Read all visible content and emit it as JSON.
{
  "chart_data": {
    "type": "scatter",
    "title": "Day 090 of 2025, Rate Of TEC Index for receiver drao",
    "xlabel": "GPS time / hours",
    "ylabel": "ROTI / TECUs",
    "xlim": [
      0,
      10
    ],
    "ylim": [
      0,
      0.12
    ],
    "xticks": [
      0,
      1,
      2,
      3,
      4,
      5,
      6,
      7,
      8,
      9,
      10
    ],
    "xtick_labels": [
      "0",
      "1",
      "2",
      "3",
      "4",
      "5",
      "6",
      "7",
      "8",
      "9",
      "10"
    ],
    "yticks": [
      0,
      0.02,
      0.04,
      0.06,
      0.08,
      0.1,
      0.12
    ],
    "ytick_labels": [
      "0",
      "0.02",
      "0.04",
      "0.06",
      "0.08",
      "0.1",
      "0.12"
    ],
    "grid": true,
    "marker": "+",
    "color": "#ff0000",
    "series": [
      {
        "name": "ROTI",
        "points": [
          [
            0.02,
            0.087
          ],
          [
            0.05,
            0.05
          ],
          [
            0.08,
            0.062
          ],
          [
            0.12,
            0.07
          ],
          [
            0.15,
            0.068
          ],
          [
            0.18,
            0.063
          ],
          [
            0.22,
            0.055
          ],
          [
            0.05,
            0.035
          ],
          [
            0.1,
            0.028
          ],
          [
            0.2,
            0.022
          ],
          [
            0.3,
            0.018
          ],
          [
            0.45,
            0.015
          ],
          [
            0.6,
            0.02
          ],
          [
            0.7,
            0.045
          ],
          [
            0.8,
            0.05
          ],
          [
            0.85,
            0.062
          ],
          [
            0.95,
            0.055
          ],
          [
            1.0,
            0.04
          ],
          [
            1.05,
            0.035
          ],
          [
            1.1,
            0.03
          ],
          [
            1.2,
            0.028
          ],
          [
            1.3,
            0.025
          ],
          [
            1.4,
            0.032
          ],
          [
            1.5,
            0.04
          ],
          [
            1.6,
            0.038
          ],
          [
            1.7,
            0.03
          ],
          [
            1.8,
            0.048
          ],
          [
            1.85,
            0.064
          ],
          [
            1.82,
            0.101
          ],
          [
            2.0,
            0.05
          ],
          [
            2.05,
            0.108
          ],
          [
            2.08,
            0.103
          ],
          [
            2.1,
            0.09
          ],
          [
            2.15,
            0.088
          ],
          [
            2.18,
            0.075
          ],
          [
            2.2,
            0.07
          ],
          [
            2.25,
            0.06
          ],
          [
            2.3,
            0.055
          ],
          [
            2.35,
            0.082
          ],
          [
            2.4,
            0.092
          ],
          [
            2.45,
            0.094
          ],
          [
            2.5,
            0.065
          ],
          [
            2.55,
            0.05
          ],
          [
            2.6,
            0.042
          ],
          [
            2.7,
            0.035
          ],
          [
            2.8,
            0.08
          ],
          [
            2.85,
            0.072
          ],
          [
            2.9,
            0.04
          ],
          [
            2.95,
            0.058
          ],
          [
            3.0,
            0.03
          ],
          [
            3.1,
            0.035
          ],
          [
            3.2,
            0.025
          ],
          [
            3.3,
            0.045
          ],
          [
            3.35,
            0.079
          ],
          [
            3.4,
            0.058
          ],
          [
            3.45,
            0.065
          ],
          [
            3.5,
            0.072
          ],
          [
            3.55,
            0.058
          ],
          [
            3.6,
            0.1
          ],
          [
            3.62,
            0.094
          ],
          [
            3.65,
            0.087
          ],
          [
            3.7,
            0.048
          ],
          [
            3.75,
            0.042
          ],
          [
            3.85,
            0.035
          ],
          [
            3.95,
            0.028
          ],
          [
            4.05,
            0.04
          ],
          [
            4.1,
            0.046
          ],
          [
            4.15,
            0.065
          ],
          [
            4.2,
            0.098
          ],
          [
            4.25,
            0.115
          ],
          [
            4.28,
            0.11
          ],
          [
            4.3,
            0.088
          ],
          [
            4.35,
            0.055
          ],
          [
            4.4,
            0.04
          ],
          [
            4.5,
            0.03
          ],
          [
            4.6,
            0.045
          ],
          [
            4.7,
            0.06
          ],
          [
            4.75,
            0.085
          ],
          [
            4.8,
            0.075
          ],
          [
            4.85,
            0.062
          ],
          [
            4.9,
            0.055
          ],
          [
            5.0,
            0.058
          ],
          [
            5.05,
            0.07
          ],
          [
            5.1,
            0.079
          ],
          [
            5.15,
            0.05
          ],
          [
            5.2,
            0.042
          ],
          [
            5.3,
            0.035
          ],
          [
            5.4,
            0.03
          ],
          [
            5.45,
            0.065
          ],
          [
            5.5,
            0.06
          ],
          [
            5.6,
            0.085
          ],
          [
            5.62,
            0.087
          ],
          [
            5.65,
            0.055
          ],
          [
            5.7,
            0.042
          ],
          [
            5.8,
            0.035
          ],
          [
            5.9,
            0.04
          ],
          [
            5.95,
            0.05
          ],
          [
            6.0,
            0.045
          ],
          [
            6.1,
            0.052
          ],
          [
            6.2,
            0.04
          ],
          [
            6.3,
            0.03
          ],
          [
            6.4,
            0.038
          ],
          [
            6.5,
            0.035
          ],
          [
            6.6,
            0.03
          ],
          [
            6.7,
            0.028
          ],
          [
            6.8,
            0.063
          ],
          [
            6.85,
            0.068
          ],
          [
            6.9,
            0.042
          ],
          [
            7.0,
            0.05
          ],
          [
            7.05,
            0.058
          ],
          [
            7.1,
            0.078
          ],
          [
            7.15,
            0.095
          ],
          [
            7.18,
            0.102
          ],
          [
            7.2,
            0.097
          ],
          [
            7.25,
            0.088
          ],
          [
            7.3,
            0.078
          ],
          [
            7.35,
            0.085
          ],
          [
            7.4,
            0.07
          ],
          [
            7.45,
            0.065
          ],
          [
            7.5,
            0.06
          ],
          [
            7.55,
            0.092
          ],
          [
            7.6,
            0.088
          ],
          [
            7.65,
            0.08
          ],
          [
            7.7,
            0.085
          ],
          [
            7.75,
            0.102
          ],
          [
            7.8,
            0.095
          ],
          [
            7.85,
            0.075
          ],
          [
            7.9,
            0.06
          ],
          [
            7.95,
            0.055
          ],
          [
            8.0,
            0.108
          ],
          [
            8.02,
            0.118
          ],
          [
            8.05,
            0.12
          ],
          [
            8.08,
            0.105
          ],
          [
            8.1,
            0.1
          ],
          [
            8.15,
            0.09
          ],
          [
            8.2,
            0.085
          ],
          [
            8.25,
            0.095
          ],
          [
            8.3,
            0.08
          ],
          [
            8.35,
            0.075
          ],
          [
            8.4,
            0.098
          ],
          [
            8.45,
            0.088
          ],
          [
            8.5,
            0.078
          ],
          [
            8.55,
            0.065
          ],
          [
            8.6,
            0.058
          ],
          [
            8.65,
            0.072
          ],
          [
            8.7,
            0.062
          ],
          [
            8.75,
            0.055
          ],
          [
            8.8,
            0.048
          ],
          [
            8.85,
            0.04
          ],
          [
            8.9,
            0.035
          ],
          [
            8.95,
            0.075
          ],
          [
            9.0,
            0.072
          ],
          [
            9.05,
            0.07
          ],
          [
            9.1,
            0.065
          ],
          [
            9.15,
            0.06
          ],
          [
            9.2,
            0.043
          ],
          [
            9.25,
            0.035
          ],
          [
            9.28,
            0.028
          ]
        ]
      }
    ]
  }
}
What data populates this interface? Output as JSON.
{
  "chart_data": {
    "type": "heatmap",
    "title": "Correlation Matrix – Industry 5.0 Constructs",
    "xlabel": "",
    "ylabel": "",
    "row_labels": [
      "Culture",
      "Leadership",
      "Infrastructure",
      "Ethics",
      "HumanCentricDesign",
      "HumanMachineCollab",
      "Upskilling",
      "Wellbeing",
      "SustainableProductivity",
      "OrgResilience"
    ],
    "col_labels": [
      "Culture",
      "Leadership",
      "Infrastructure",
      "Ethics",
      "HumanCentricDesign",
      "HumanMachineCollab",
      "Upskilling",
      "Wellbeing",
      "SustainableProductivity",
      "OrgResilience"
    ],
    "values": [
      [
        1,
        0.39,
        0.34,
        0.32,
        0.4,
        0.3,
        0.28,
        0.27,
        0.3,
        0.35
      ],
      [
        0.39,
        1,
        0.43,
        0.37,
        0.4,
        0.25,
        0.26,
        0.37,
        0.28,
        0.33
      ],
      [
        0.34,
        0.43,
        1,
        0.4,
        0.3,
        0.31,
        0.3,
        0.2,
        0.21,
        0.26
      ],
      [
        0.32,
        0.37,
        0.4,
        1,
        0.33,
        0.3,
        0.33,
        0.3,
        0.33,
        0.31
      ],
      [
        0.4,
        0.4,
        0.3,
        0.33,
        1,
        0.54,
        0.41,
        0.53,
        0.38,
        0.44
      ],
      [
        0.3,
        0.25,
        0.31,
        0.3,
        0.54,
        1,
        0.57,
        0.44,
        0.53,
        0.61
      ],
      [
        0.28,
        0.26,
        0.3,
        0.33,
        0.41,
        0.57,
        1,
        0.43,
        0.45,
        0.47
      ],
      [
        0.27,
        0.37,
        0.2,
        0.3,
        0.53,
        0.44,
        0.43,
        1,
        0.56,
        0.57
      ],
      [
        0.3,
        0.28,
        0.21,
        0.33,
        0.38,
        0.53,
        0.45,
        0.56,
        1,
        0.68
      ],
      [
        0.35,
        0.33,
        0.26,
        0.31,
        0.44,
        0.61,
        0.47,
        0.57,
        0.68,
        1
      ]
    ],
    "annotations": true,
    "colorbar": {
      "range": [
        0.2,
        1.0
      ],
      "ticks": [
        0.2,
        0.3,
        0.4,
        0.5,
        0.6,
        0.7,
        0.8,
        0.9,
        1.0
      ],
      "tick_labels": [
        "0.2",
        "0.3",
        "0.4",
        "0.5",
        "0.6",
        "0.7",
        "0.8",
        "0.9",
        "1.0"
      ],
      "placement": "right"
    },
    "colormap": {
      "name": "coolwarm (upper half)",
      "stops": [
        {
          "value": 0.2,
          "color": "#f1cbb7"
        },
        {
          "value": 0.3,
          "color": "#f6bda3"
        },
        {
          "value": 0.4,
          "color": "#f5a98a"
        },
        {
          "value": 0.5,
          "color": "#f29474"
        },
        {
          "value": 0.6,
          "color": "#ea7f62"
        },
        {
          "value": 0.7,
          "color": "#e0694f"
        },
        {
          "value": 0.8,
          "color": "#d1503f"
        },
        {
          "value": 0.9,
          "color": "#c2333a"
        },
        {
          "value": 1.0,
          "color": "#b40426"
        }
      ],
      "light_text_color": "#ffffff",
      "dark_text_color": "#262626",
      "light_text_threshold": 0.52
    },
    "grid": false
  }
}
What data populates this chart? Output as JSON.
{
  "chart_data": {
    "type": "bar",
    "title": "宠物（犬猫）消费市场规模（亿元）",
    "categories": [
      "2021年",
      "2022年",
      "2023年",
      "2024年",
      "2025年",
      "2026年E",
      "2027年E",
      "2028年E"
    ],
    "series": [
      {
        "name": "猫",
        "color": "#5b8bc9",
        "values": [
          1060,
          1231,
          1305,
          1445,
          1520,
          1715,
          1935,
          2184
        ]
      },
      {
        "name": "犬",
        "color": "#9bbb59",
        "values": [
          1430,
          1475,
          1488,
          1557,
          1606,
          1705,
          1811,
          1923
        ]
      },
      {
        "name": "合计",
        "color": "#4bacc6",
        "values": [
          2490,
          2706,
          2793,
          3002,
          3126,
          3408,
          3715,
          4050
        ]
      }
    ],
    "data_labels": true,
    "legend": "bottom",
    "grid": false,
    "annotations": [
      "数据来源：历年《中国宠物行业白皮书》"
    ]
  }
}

*THE REQUEST*. Give nothing but the count of lines in the listing above that hold the string "populates".

*TASK OUTPUT*. 2